Each line that includes the string "reporting" counts once; give the total and nothing else.

• • • • •

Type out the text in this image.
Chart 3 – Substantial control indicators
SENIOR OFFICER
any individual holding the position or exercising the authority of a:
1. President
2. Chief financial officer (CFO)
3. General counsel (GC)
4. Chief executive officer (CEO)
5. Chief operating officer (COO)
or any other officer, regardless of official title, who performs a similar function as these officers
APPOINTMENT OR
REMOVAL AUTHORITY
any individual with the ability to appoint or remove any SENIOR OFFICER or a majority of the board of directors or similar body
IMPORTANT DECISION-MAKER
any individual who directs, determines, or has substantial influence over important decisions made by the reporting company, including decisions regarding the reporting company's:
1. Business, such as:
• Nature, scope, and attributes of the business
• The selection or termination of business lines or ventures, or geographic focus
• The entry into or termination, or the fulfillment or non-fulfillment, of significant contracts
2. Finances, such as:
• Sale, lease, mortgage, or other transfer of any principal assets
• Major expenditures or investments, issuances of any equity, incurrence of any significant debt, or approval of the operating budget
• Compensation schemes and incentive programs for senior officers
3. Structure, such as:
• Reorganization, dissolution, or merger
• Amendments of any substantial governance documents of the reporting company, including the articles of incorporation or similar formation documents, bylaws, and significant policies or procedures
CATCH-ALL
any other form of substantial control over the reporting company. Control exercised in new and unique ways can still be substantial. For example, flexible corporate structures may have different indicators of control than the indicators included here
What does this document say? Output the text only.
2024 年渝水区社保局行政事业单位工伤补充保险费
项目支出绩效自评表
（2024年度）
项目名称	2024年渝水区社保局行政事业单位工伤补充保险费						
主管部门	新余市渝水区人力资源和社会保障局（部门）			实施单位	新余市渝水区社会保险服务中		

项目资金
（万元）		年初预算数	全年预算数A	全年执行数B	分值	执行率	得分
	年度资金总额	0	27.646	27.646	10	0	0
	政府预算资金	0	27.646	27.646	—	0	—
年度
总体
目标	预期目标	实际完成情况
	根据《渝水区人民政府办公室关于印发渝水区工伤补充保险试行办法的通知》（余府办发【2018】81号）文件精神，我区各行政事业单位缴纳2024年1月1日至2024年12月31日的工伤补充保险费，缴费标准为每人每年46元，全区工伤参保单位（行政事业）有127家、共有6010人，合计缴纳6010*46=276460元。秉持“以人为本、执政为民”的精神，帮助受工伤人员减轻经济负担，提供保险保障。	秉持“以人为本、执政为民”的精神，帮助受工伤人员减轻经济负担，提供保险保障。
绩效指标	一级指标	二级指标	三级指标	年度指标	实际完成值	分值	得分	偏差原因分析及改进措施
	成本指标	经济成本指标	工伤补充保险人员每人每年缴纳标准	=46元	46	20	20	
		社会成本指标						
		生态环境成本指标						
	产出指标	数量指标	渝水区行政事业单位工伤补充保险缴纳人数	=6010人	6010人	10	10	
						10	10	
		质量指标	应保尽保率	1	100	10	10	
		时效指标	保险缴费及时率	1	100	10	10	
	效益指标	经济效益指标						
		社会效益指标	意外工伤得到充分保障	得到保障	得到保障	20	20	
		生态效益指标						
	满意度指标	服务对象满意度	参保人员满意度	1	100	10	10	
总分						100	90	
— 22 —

• • • • •

### SOLUTION TO THIS PROBLEM
3